[start Supplied material]

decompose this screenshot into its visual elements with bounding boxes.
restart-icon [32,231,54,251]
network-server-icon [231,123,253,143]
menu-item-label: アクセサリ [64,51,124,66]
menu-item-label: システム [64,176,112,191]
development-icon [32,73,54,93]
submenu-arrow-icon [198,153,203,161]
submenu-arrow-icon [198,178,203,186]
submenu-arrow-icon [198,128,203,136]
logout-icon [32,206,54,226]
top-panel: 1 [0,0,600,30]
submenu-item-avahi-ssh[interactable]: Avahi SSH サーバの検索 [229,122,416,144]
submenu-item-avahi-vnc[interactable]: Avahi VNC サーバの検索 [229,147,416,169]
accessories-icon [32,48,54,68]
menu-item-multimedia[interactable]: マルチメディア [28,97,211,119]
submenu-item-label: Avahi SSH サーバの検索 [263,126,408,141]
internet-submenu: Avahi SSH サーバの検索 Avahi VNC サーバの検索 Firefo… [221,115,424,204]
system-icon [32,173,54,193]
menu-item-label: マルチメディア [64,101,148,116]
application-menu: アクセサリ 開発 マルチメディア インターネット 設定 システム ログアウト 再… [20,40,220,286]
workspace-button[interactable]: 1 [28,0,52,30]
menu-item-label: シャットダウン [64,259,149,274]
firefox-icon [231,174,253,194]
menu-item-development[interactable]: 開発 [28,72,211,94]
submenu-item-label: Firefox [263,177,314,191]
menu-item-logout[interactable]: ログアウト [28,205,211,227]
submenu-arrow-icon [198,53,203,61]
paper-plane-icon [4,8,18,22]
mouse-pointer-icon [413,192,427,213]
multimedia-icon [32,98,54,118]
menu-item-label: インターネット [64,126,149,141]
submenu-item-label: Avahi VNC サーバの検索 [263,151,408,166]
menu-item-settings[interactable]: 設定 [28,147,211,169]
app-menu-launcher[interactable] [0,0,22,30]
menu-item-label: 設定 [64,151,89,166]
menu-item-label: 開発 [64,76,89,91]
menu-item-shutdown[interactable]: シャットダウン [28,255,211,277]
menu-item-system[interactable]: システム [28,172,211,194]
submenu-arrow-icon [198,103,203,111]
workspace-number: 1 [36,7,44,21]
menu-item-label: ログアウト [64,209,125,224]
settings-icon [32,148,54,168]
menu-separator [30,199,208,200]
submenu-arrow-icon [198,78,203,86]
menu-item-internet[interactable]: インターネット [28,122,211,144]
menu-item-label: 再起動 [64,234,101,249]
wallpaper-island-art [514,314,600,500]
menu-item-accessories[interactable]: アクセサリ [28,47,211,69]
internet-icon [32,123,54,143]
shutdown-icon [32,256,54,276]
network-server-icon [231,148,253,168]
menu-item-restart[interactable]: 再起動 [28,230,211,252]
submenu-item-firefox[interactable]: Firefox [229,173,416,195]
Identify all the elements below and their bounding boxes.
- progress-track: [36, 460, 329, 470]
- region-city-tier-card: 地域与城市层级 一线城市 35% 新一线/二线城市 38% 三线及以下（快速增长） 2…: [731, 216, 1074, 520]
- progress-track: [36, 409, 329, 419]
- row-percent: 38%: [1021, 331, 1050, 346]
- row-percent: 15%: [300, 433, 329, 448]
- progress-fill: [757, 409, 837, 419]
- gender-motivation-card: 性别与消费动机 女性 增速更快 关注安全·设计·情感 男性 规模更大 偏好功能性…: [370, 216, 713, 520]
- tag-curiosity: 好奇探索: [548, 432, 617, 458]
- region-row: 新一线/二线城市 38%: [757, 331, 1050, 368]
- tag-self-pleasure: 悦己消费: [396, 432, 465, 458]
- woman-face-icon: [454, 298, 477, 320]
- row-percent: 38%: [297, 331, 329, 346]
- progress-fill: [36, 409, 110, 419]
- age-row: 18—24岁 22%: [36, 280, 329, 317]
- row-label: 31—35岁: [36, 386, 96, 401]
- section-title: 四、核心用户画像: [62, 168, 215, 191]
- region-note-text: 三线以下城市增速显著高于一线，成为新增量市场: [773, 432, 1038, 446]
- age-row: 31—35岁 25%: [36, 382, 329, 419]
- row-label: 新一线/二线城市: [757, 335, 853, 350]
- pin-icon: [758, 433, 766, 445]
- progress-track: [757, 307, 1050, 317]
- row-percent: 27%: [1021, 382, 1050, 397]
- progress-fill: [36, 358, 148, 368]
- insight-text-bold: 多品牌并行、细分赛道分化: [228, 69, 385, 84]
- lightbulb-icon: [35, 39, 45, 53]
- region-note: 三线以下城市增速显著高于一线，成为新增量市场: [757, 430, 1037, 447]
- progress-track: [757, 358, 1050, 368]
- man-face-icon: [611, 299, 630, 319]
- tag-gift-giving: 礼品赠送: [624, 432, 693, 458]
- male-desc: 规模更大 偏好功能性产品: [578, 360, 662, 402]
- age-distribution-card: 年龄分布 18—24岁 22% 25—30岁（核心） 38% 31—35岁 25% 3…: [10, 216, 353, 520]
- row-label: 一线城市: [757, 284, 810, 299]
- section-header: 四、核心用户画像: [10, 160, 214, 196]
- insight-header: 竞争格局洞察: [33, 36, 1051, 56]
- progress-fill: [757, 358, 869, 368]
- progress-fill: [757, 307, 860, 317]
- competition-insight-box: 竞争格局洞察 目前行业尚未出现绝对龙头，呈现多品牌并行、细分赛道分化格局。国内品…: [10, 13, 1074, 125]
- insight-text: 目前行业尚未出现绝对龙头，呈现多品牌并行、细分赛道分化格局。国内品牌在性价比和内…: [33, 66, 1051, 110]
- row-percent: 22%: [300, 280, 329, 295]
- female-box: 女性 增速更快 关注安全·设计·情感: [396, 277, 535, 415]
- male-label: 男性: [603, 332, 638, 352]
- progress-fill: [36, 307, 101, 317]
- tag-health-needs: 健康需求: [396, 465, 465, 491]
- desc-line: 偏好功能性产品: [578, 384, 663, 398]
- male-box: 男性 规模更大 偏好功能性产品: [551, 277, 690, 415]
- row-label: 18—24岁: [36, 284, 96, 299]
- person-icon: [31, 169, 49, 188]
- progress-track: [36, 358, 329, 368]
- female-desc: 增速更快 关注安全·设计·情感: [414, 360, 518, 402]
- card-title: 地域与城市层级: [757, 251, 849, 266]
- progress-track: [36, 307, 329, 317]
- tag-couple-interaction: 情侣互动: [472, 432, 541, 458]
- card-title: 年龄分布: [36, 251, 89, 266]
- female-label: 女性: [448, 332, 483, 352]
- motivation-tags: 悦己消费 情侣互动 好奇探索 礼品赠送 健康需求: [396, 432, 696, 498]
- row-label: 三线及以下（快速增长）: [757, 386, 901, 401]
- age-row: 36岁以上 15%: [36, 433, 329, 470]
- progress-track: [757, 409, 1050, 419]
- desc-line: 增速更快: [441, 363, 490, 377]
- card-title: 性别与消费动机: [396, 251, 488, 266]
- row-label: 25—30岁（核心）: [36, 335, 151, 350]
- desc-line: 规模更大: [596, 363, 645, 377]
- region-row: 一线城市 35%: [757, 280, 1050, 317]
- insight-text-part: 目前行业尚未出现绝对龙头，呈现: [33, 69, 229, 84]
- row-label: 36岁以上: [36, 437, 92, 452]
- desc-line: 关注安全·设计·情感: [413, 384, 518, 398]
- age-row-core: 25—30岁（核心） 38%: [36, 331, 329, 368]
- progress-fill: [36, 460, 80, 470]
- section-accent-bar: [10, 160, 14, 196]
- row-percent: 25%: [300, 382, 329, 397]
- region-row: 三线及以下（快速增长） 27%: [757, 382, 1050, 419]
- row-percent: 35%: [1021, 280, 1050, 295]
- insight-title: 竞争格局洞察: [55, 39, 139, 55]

[end Supplied material]

- **What is expected**
Could you set down all of the entries above again, line for line, with nothing added, dropped or altered?

- **Solution to this exercise**
decompose this screenshot into its visual elements with bounding boxes.
restart-icon [32,231,54,251]
network-server-icon [231,123,253,143]
menu-item-label: アクセサリ [64,51,124,66]
menu-item-label: システム [64,176,112,191]
development-icon [32,73,54,93]
submenu-arrow-icon [198,153,203,161]
submenu-arrow-icon [198,178,203,186]
submenu-arrow-icon [198,128,203,136]
logout-icon [32,206,54,226]
top-panel: 1 [0,0,600,30]
submenu-item-avahi-ssh[interactable]: Avahi SSH サーバの検索 [229,122,416,144]
submenu-item-avahi-vnc[interactable]: Avahi VNC サーバの検索 [229,147,416,169]
accessories-icon [32,48,54,68]
menu-item-multimedia[interactable]: マルチメディア [28,97,211,119]
submenu-item-label: Avahi SSH サーバの検索 [263,126,408,141]
internet-submenu: Avahi SSH サーバの検索 Avahi VNC サーバの検索 Firefo… [221,115,424,204]
system-icon [32,173,54,193]
menu-item-label: マルチメディア [64,101,148,116]
application-menu: アクセサリ 開発 マルチメディア インターネット 設定 システム ログアウト 再… [20,40,220,286]
workspace-button[interactable]: 1 [28,0,52,30]
menu-item-label: シャットダウン [64,259,149,274]
firefox-icon [231,174,253,194]
menu-item-development[interactable]: 開発 [28,72,211,94]
submenu-item-label: Firefox [263,177,314,191]
menu-item-logout[interactable]: ログアウト [28,205,211,227]
submenu-arrow-icon [198,53,203,61]
paper-plane-icon [4,8,18,22]
mouse-pointer-icon [413,192,427,213]
multimedia-icon [32,98,54,118]
menu-item-label: インターネット [64,126,149,141]
submenu-item-label: Avahi VNC サーバの検索 [263,151,408,166]
menu-item-settings[interactable]: 設定 [28,147,211,169]
app-menu-launcher[interactable] [0,0,22,30]
menu-item-label: 設定 [64,151,89,166]
menu-item-label: 開発 [64,76,89,91]
menu-item-shutdown[interactable]: シャットダウン [28,255,211,277]
menu-item-system[interactable]: システム [28,172,211,194]
submenu-arrow-icon [198,103,203,111]
workspace-number: 1 [36,7,44,21]
menu-item-label: ログアウト [64,209,125,224]
settings-icon [32,148,54,168]
menu-separator [30,199,208,200]
submenu-arrow-icon [198,78,203,86]
menu-item-internet[interactable]: インターネット [28,122,211,144]
menu-item-label: 再起動 [64,234,101,249]
wallpaper-island-art [514,314,600,500]
menu-item-accessories[interactable]: アクセサリ [28,47,211,69]
internet-icon [32,123,54,143]
shutdown-icon [32,256,54,276]
network-server-icon [231,148,253,168]
menu-item-restart[interactable]: 再起動 [28,230,211,252]
submenu-item-firefox[interactable]: Firefox [229,173,416,195]
Identify all the elements below and their bounding boxes.
- progress-track: [36, 460, 329, 470]
- region-city-tier-card: 地域与城市层级 一线城市 35% 新一线/二线城市 38% 三线及以下（快速增长） 2…: [731, 216, 1074, 520]
- progress-track: [36, 409, 329, 419]
- row-percent: 38%: [1021, 331, 1050, 346]
- row-percent: 15%: [300, 433, 329, 448]
- progress-fill: [757, 409, 837, 419]
- gender-motivation-card: 性别与消费动机 女性 增速更快 关注安全·设计·情感 男性 规模更大 偏好功能性…: [370, 216, 713, 520]
- tag-curiosity: 好奇探索: [548, 432, 617, 458]
- region-row: 新一线/二线城市 38%: [757, 331, 1050, 368]
- tag-self-pleasure: 悦己消费: [396, 432, 465, 458]
- woman-face-icon: [454, 298, 477, 320]
- row-percent: 38%: [297, 331, 329, 346]
- progress-fill: [36, 409, 110, 419]
- age-row: 18—24岁 22%: [36, 280, 329, 317]
- row-label: 31—35岁: [36, 386, 96, 401]
- section-title: 四、核心用户画像: [62, 168, 215, 191]
- region-note-text: 三线以下城市增速显著高于一线，成为新增量市场: [773, 432, 1038, 446]
- age-row: 31—35岁 25%: [36, 382, 329, 419]
- row-label: 新一线/二线城市: [757, 335, 853, 350]
- pin-icon: [758, 433, 766, 445]
- progress-track: [757, 307, 1050, 317]
- row-percent: 27%: [1021, 382, 1050, 397]
- progress-fill: [36, 358, 148, 368]
- insight-text-bold: 多品牌并行、细分赛道分化: [228, 69, 385, 84]
- lightbulb-icon: [35, 39, 45, 53]
- region-note: 三线以下城市增速显著高于一线，成为新增量市场: [757, 430, 1037, 447]
- progress-track: [757, 358, 1050, 368]
- man-face-icon: [611, 299, 630, 319]
- tag-gift-giving: 礼品赠送: [624, 432, 693, 458]
- male-desc: 规模更大 偏好功能性产品: [578, 360, 662, 402]
- age-distribution-card: 年龄分布 18—24岁 22% 25—30岁（核心） 38% 31—35岁 25% 3…: [10, 216, 353, 520]
- row-label: 一线城市: [757, 284, 810, 299]
- section-header: 四、核心用户画像: [10, 160, 214, 196]
- insight-header: 竞争格局洞察: [33, 36, 1051, 56]
- progress-fill: [757, 358, 869, 368]
- progress-fill: [757, 307, 860, 317]
- competition-insight-box: 竞争格局洞察 目前行业尚未出现绝对龙头，呈现多品牌并行、细分赛道分化格局。国内品…: [10, 13, 1074, 125]
- insight-text: 目前行业尚未出现绝对龙头，呈现多品牌并行、细分赛道分化格局。国内品牌在性价比和内…: [33, 66, 1051, 110]
- row-percent: 22%: [300, 280, 329, 295]
- female-box: 女性 增速更快 关注安全·设计·情感: [396, 277, 535, 415]
- male-label: 男性: [603, 332, 638, 352]
- progress-fill: [36, 307, 101, 317]
- tag-health-needs: 健康需求: [396, 465, 465, 491]
- desc-line: 偏好功能性产品: [578, 384, 663, 398]
- male-box: 男性 规模更大 偏好功能性产品: [551, 277, 690, 415]
- row-label: 18—24岁: [36, 284, 96, 299]
- person-icon: [31, 169, 49, 188]
- progress-track: [36, 358, 329, 368]
- female-desc: 增速更快 关注安全·设计·情感: [414, 360, 518, 402]
- card-title: 地域与城市层级: [757, 251, 849, 266]
- progress-track: [36, 307, 329, 317]
- tag-couple-interaction: 情侣互动: [472, 432, 541, 458]
- card-title: 年龄分布: [36, 251, 89, 266]
- female-label: 女性: [448, 332, 483, 352]
- motivation-tags: 悦己消费 情侣互动 好奇探索 礼品赠送 健康需求: [396, 432, 696, 498]
- row-label: 三线及以下（快速增长）: [757, 386, 901, 401]
- age-row: 36岁以上 15%: [36, 433, 329, 470]
- progress-track: [757, 409, 1050, 419]
- desc-line: 增速更快: [441, 363, 490, 377]
- card-title: 性别与消费动机: [396, 251, 488, 266]
- row-label: 25—30岁（核心）: [36, 335, 151, 350]
- desc-line: 规模更大: [596, 363, 645, 377]
- region-row: 一线城市 35%: [757, 280, 1050, 317]
- insight-text-part: 目前行业尚未出现绝对龙头，呈现: [33, 69, 229, 84]
- row-label: 36岁以上: [36, 437, 92, 452]
- desc-line: 关注安全·设计·情感: [413, 384, 518, 398]
- age-row-core: 25—30岁（核心） 38%: [36, 331, 329, 368]
- progress-fill: [36, 460, 80, 470]
- section-accent-bar: [10, 160, 14, 196]
- row-percent: 25%: [300, 382, 329, 397]
- region-row: 三线及以下（快速增长） 27%: [757, 382, 1050, 419]
- row-percent: 35%: [1021, 280, 1050, 295]
- insight-title: 竞争格局洞察: [55, 39, 139, 55]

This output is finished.